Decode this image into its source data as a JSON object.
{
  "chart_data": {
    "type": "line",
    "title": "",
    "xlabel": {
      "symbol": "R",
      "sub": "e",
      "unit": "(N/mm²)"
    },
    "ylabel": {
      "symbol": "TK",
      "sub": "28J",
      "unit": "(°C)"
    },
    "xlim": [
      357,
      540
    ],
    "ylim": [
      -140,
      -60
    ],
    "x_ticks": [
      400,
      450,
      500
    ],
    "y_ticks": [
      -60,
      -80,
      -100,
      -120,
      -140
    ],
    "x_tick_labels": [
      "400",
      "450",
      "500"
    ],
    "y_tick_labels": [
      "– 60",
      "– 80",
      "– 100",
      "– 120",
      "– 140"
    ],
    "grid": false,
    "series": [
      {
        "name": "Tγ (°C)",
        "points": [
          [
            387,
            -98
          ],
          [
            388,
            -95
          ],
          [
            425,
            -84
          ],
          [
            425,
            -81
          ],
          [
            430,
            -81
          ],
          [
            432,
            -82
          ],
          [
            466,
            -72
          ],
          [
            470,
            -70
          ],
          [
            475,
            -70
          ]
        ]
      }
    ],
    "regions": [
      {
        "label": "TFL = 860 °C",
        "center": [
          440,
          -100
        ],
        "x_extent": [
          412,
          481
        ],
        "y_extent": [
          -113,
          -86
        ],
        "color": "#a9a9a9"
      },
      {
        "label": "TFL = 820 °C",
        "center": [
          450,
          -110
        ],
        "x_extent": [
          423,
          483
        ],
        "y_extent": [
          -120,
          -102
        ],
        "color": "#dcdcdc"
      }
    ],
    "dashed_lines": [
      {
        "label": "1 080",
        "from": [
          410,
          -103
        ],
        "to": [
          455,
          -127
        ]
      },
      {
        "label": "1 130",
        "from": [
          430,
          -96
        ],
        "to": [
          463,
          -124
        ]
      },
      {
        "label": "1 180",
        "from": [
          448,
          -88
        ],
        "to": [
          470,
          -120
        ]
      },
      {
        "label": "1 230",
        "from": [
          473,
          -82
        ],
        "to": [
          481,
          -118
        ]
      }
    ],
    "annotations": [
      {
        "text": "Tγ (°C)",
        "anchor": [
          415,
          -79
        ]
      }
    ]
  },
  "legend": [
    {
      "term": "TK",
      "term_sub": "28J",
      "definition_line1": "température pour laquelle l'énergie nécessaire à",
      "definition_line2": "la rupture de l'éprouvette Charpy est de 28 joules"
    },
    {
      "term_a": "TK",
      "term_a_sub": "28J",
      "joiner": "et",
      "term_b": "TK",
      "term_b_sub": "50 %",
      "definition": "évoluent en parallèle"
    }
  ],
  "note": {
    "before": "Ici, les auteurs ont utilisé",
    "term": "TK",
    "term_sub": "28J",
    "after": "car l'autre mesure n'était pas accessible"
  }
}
----------
*TASK GOAL*
Set down all of the data above, word for word.

*SOLUTION FOR THIS EXERCISE*
Decode this image into its source data as a JSON object.
{
  "chart_data": {
    "type": "line",
    "title": "",
    "xlabel": {
      "symbol": "R",
      "sub": "e",
      "unit": "(N/mm²)"
    },
    "ylabel": {
      "symbol": "TK",
      "sub": "28J",
      "unit": "(°C)"
    },
    "xlim": [
      357,
      540
    ],
    "ylim": [
      -140,
      -60
    ],
    "x_ticks": [
      400,
      450,
      500
    ],
    "y_ticks": [
      -60,
      -80,
      -100,
      -120,
      -140
    ],
    "x_tick_labels": [
      "400",
      "450",
      "500"
    ],
    "y_tick_labels": [
      "– 60",
      "– 80",
      "– 100",
      "– 120",
      "– 140"
    ],
    "grid": false,
    "series": [
      {
        "name": "Tγ (°C)",
        "points": [
          [
            387,
            -98
          ],
          [
            388,
            -95
          ],
          [
            425,
            -84
          ],
          [
            425,
            -81
          ],
          [
            430,
            -81
          ],
          [
            432,
            -82
          ],
          [
            466,
            -72
          ],
          [
            470,
            -70
          ],
          [
            475,
            -70
          ]
        ]
      }
    ],
    "regions": [
      {
        "label": "TFL = 860 °C",
        "center": [
          440,
          -100
        ],
        "x_extent": [
          412,
          481
        ],
        "y_extent": [
          -113,
          -86
        ],
        "color": "#a9a9a9"
      },
      {
        "label": "TFL = 820 °C",
        "center": [
          450,
          -110
        ],
        "x_extent": [
          423,
          483
        ],
        "y_extent": [
          -120,
          -102
        ],
        "color": "#dcdcdc"
      }
    ],
    "dashed_lines": [
      {
        "label": "1 080",
        "from": [
          410,
          -103
        ],
        "to": [
          455,
          -127
        ]
      },
      {
        "label": "1 130",
        "from": [
          430,
          -96
        ],
        "to": [
          463,
          -124
        ]
      },
      {
        "label": "1 180",
        "from": [
          448,
          -88
        ],
        "to": [
          470,
          -120
        ]
      },
      {
        "label": "1 230",
        "from": [
          473,
          -82
        ],
        "to": [
          481,
          -118
        ]
      }
    ],
    "annotations": [
      {
        "text": "Tγ (°C)",
        "anchor": [
          415,
          -79
        ]
      }
    ]
  },
  "legend": [
    {
      "term": "TK",
      "term_sub": "28J",
      "definition_line1": "température pour laquelle l'énergie nécessaire à",
      "definition_line2": "la rupture de l'éprouvette Charpy est de 28 joules"
    },
    {
      "term_a": "TK",
      "term_a_sub": "28J",
      "joiner": "et",
      "term_b": "TK",
      "term_b_sub": "50 %",
      "definition": "évoluent en parallèle"
    }
  ],
  "note": {
    "before": "Ici, les auteurs ont utilisé",
    "term": "TK",
    "term_sub": "28J",
    "after": "car l'autre mesure n'était pas accessible"
  }
}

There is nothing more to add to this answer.